• What is asked: Leaving out every picture, quote the data below exactly as it appears.

• • • •

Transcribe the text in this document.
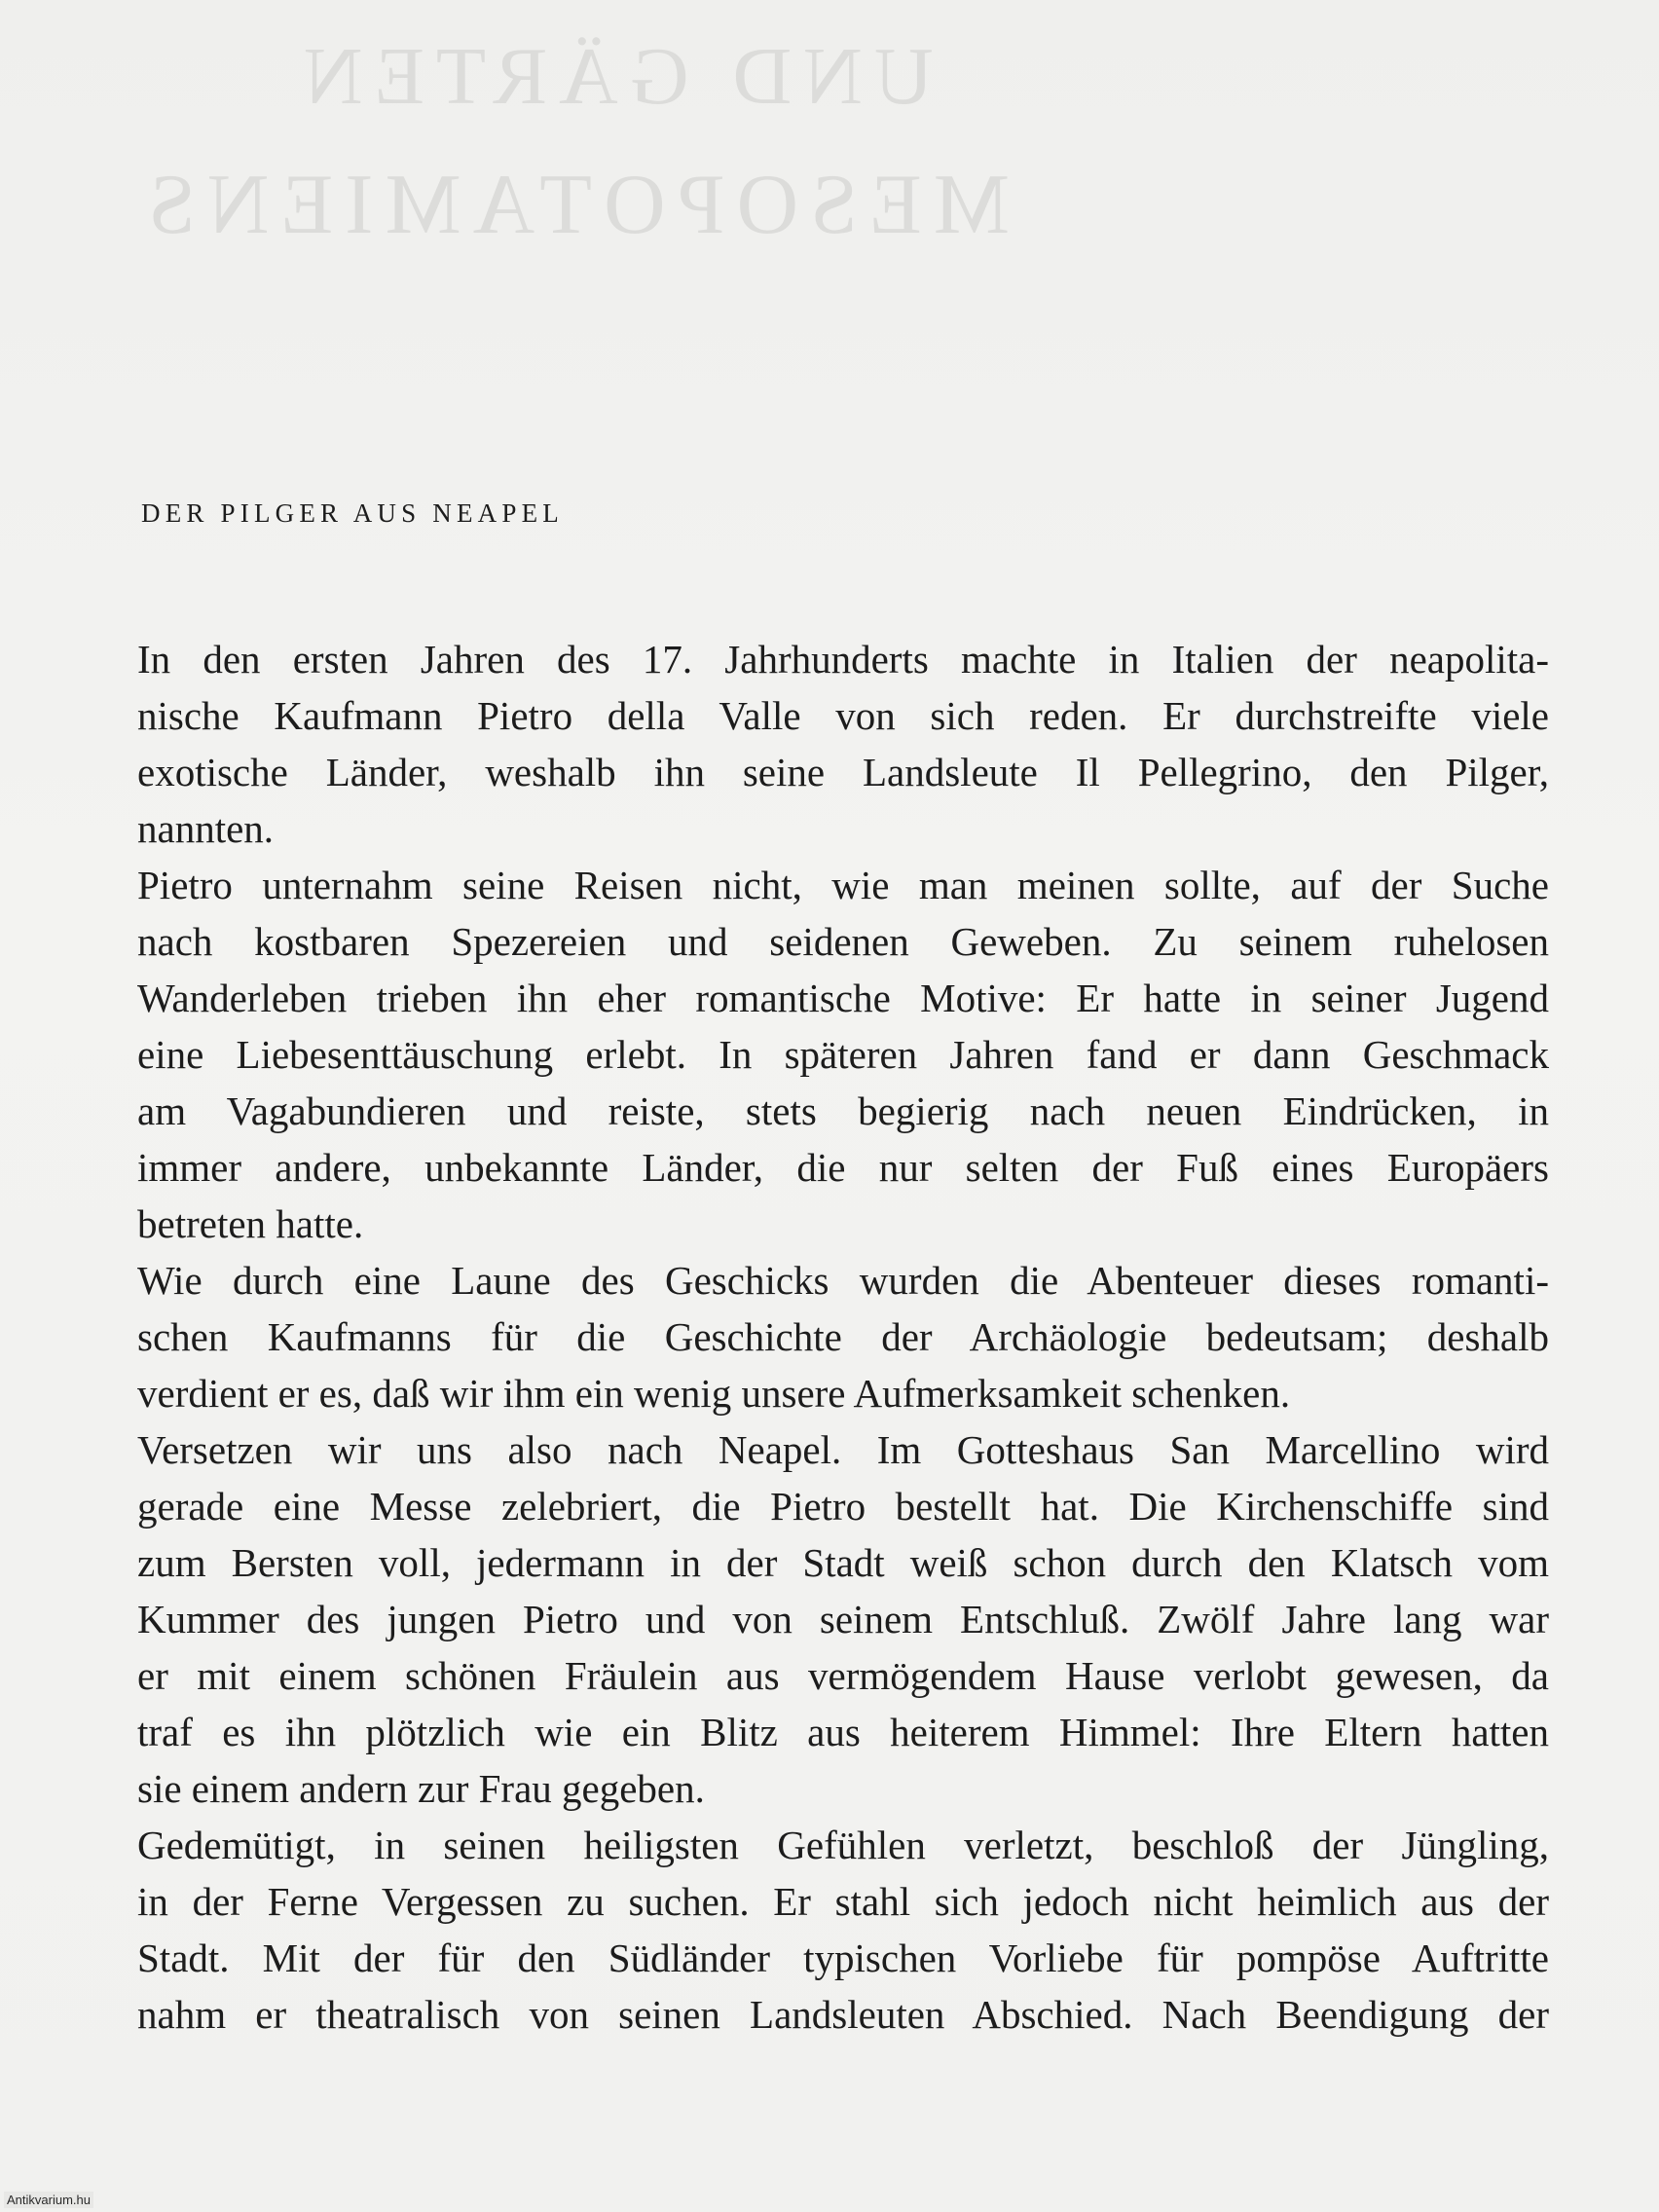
UND GÄRTEN
MESOPOTAMIENS
DER PILGER AUS NEAPEL
In den ersten Jahren des 17. Jahrhunderts machte in Italien der neapolita-
nische Kaufmann Pietro della Valle von sich reden. Er durchstreifte viele
exotische Länder, weshalb ihn seine Landsleute Il Pellegrino, den Pilger,
nannten.
Pietro unternahm seine Reisen nicht, wie man meinen sollte, auf der Suche
nach kostbaren Spezereien und seidenen Geweben. Zu seinem ruhelosen
Wanderleben trieben ihn eher romantische Motive: Er hatte in seiner Jugend
eine Liebesenttäuschung erlebt. In späteren Jahren fand er dann Geschmack
am Vagabundieren und reiste, stets begierig nach neuen Eindrücken, in
immer andere, unbekannte Länder, die nur selten der Fuß eines Europäers
betreten hatte.
Wie durch eine Laune des Geschicks wurden die Abenteuer dieses romanti-
schen Kaufmanns für die Geschichte der Archäologie bedeutsam; deshalb
verdient er es, daß wir ihm ein wenig unsere Aufmerksamkeit schenken.
Versetzen wir uns also nach Neapel. Im Gotteshaus San Marcellino wird
gerade eine Messe zelebriert, die Pietro bestellt hat. Die Kirchenschiffe sind
zum Bersten voll, jedermann in der Stadt weiß schon durch den Klatsch vom
Kummer des jungen Pietro und von seinem Entschluß. Zwölf Jahre lang war
er mit einem schönen Fräulein aus vermögendem Hause verlobt gewesen, da
traf es ihn plötzlich wie ein Blitz aus heiterem Himmel: Ihre Eltern hatten
sie einem andern zur Frau gegeben.
Gedemütigt, in seinen heiligsten Gefühlen verletzt, beschloß der Jüngling,
in der Ferne Vergessen zu suchen. Er stahl sich jedoch nicht heimlich aus der
Stadt. Mit der für den Südländer typischen Vorliebe für pompöse Auftritte
nahm er theatralisch von seinen Landsleuten Abschied. Nach Beendigung der
Antikvarium.hu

• • • •

• Reply to the exercise:
Transcribe the text in this document.
UND GÄRTEN
MESOPOTAMIENS
DER PILGER AUS NEAPEL
In den ersten Jahren des 17. Jahrhunderts machte in Italien der neapolita-
nische Kaufmann Pietro della Valle von sich reden. Er durchstreifte viele
exotische Länder, weshalb ihn seine Landsleute Il Pellegrino, den Pilger,
nannten.
Pietro unternahm seine Reisen nicht, wie man meinen sollte, auf der Suche
nach kostbaren Spezereien und seidenen Geweben. Zu seinem ruhelosen
Wanderleben trieben ihn eher romantische Motive: Er hatte in seiner Jugend
eine Liebesenttäuschung erlebt. In späteren Jahren fand er dann Geschmack
am Vagabundieren und reiste, stets begierig nach neuen Eindrücken, in
immer andere, unbekannte Länder, die nur selten der Fuß eines Europäers
betreten hatte.
Wie durch eine Laune des Geschicks wurden die Abenteuer dieses romanti-
schen Kaufmanns für die Geschichte der Archäologie bedeutsam; deshalb
verdient er es, daß wir ihm ein wenig unsere Aufmerksamkeit schenken.
Versetzen wir uns also nach Neapel. Im Gotteshaus San Marcellino wird
gerade eine Messe zelebriert, die Pietro bestellt hat. Die Kirchenschiffe sind
zum Bersten voll, jedermann in der Stadt weiß schon durch den Klatsch vom
Kummer des jungen Pietro und von seinem Entschluß. Zwölf Jahre lang war
er mit einem schönen Fräulein aus vermögendem Hause verlobt gewesen, da
traf es ihn plötzlich wie ein Blitz aus heiterem Himmel: Ihre Eltern hatten
sie einem andern zur Frau gegeben.
Gedemütigt, in seinen heiligsten Gefühlen verletzt, beschloß der Jüngling,
in der Ferne Vergessen zu suchen. Er stahl sich jedoch nicht heimlich aus der
Stadt. Mit der für den Südländer typischen Vorliebe für pompöse Auftritte
nahm er theatralisch von seinen Landsleuten Abschied. Nach Beendigung der
Antikvarium.hu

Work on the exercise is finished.